AIM OF THE TASK:
Without including any pictures, copy each entry below exactly.

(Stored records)
# # # # # # #
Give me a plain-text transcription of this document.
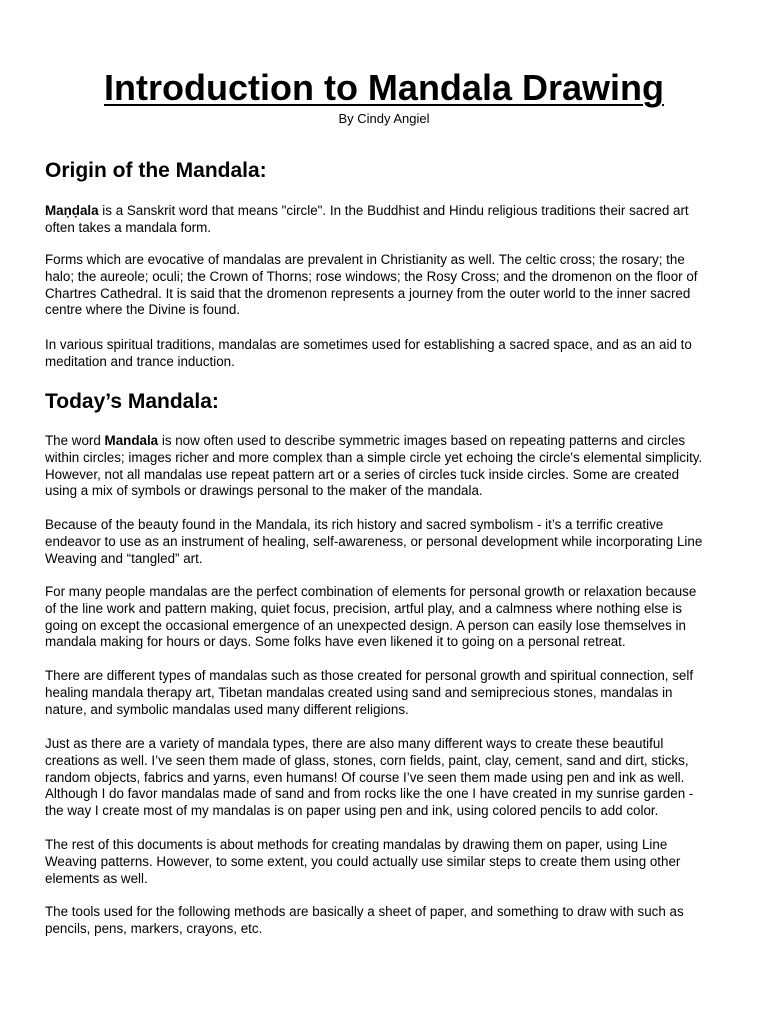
Introduction to Mandala Drawing
By Cindy Angiel
Origin of the Mandala:

Maṇḍala is a Sanskrit word that means "circle". In the Buddhist and Hindu religious traditions their sacred art
often takes a mandala form.

Forms which are evocative of mandalas are prevalent in Christianity as well. The celtic cross; the rosary; the
halo; the aureole; oculi; the Crown of Thorns; rose windows; the Rosy Cross; and the dromenon on the floor of
Chartres Cathedral. It is said that the dromenon represents a journey from the outer world to the inner sacred
centre where the Divine is found.

In various spiritual traditions, mandalas are sometimes used for establishing a sacred space, and as an aid to
meditation and trance induction.

Today’s Mandala:

The word Mandala is now often used to describe symmetric images based on repeating patterns and circles
within circles; images richer and more complex than a simple circle yet echoing the circle's elemental simplicity.
However, not all mandalas use repeat pattern art or a series of circles tuck inside circles. Some are created
using a mix of symbols or drawings personal to the maker of the mandala.

Because of the beauty found in the Mandala, its rich history and sacred symbolism - it’s a terrific creative
endeavor to use as an instrument of healing, self-awareness, or personal development while incorporating Line
Weaving and “tangled” art.

For many people mandalas are the perfect combination of elements for personal growth or relaxation because
of the line work and pattern making, quiet focus, precision, artful play, and a calmness where nothing else is
going on except the occasional emergence of an unexpected design. A person can easily lose themselves in
mandala making for hours or days. Some folks have even likened it to going on a personal retreat.

There are different types of mandalas such as those created for personal growth and spiritual connection, self
healing mandala therapy art, Tibetan mandalas created using sand and semiprecious stones, mandalas in
nature, and symbolic mandalas used many different religions.

Just as there are a variety of mandala types, there are also many different ways to create these beautiful
creations as well. I’ve seen them made of glass, stones, corn fields, paint, clay, cement, sand and dirt, sticks,
random objects, fabrics and yarns, even humans! Of course I’ve seen them made using pen and ink as well.
Although I do favor mandalas made of sand and from rocks like the one I have created in my sunrise garden -
the way I create most of my mandalas is on paper using pen and ink, using colored pencils to add color.

The rest of this documents is about methods for creating mandalas by drawing them on paper, using Line
Weaving patterns. However, to some extent, you could actually use similar steps to create them using other
elements as well.

The tools used for the following methods are basically a sheet of paper, and something to draw with such as
pencils, pens, markers, crayons, etc.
# # # # # # #
TASK OUTPUT:
Give me a plain-text transcription of this document.
Introduction to Mandala Drawing
By Cindy Angiel
Origin of the Mandala:

Maṇḍala is a Sanskrit word that means "circle". In the Buddhist and Hindu religious traditions their sacred art
often takes a mandala form.

Forms which are evocative of mandalas are prevalent in Christianity as well. The celtic cross; the rosary; the
halo; the aureole; oculi; the Crown of Thorns; rose windows; the Rosy Cross; and the dromenon on the floor of
Chartres Cathedral. It is said that the dromenon represents a journey from the outer world to the inner sacred
centre where the Divine is found.

In various spiritual traditions, mandalas are sometimes used for establishing a sacred space, and as an aid to
meditation and trance induction.

Today’s Mandala:

The word Mandala is now often used to describe symmetric images based on repeating patterns and circles
within circles; images richer and more complex than a simple circle yet echoing the circle's elemental simplicity.
However, not all mandalas use repeat pattern art or a series of circles tuck inside circles. Some are created
using a mix of symbols or drawings personal to the maker of the mandala.

Because of the beauty found in the Mandala, its rich history and sacred symbolism - it’s a terrific creative
endeavor to use as an instrument of healing, self-awareness, or personal development while incorporating Line
Weaving and “tangled” art.

For many people mandalas are the perfect combination of elements for personal growth or relaxation because
of the line work and pattern making, quiet focus, precision, artful play, and a calmness where nothing else is
going on except the occasional emergence of an unexpected design. A person can easily lose themselves in
mandala making for hours or days. Some folks have even likened it to going on a personal retreat.

There are different types of mandalas such as those created for personal growth and spiritual connection, self
healing mandala therapy art, Tibetan mandalas created using sand and semiprecious stones, mandalas in
nature, and symbolic mandalas used many different religions.

Just as there are a variety of mandala types, there are also many different ways to create these beautiful
creations as well. I’ve seen them made of glass, stones, corn fields, paint, clay, cement, sand and dirt, sticks,
random objects, fabrics and yarns, even humans! Of course I’ve seen them made using pen and ink as well.
Although I do favor mandalas made of sand and from rocks like the one I have created in my sunrise garden -
the way I create most of my mandalas is on paper using pen and ink, using colored pencils to add color.

The rest of this documents is about methods for creating mandalas by drawing them on paper, using Line
Weaving patterns. However, to some extent, you could actually use similar steps to create them using other
elements as well.

The tools used for the following methods are basically a sheet of paper, and something to draw with such as
pencils, pens, markers, crayons, etc.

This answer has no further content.